### GOAL
Pick out every line in the data below that holds "Laura".

^^^^^^^^^^^^^^^^

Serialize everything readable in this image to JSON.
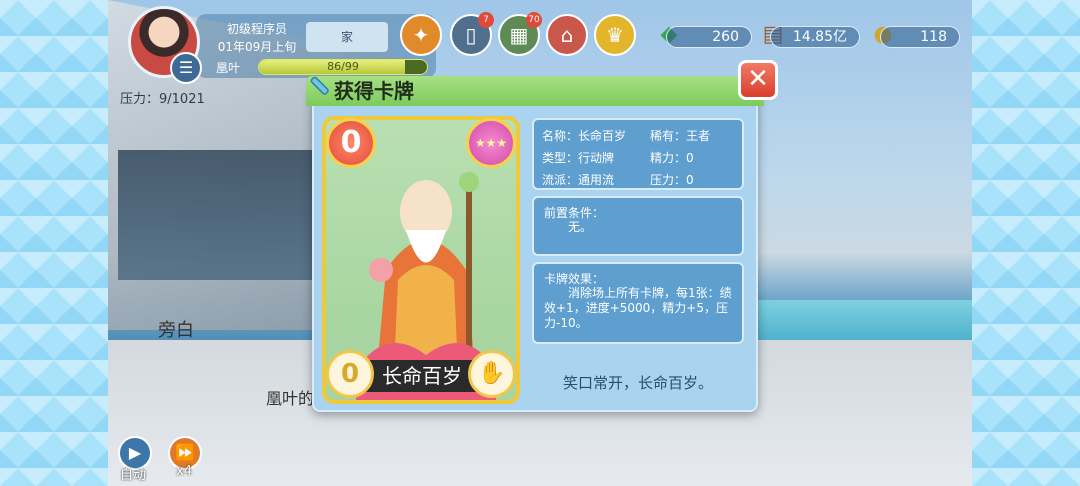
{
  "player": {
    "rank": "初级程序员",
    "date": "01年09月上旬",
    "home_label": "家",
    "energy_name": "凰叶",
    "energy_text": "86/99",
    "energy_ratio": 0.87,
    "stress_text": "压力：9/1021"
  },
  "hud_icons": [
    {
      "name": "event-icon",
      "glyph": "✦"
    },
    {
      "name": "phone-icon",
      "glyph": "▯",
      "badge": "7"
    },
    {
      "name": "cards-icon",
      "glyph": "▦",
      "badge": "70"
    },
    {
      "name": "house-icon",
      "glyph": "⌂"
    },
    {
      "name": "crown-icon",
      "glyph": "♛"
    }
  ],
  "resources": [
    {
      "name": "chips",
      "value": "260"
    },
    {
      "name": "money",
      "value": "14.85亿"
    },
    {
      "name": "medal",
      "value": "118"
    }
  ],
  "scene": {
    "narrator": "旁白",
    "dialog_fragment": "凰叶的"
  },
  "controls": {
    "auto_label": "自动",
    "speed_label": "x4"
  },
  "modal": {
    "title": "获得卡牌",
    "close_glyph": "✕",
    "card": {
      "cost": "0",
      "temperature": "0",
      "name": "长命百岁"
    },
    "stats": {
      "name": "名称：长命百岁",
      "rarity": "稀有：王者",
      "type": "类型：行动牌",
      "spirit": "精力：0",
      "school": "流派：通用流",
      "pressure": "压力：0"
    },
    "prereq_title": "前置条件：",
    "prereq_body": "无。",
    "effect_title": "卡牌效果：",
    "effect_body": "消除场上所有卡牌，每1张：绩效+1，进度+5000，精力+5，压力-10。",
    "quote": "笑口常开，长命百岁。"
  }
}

^^^^^^^^^^^^^^^^

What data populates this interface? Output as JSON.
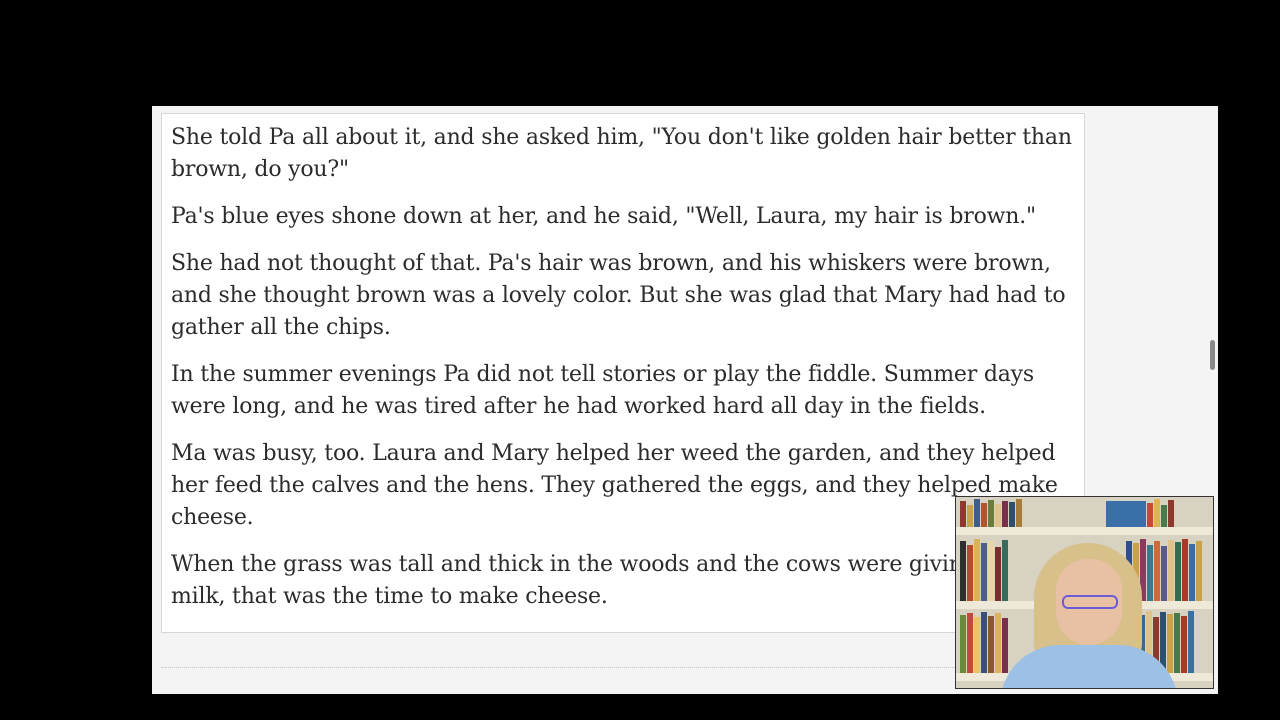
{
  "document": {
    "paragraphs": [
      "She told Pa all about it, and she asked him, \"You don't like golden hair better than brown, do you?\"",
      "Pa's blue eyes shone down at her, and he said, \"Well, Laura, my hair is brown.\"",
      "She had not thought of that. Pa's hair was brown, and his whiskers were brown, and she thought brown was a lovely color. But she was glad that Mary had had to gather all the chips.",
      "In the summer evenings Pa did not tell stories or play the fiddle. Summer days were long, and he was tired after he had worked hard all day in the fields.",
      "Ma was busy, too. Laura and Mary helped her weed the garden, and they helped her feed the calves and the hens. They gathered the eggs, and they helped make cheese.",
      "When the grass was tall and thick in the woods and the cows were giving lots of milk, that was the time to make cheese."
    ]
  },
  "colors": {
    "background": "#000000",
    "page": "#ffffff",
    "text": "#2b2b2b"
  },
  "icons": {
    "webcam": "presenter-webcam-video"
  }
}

^^^^^^^^^^^^^^^^

### WRITTEN SOLUTION
      "Pa's blue eyes shone down at her, and he said, \"Well, Laura, my hair is brown.\"",
      "Ma was busy, too. Laura and Mary helped her weed the garden, and they helped her feed the calves and the hens. They gathered the eggs, and they helped make cheese.",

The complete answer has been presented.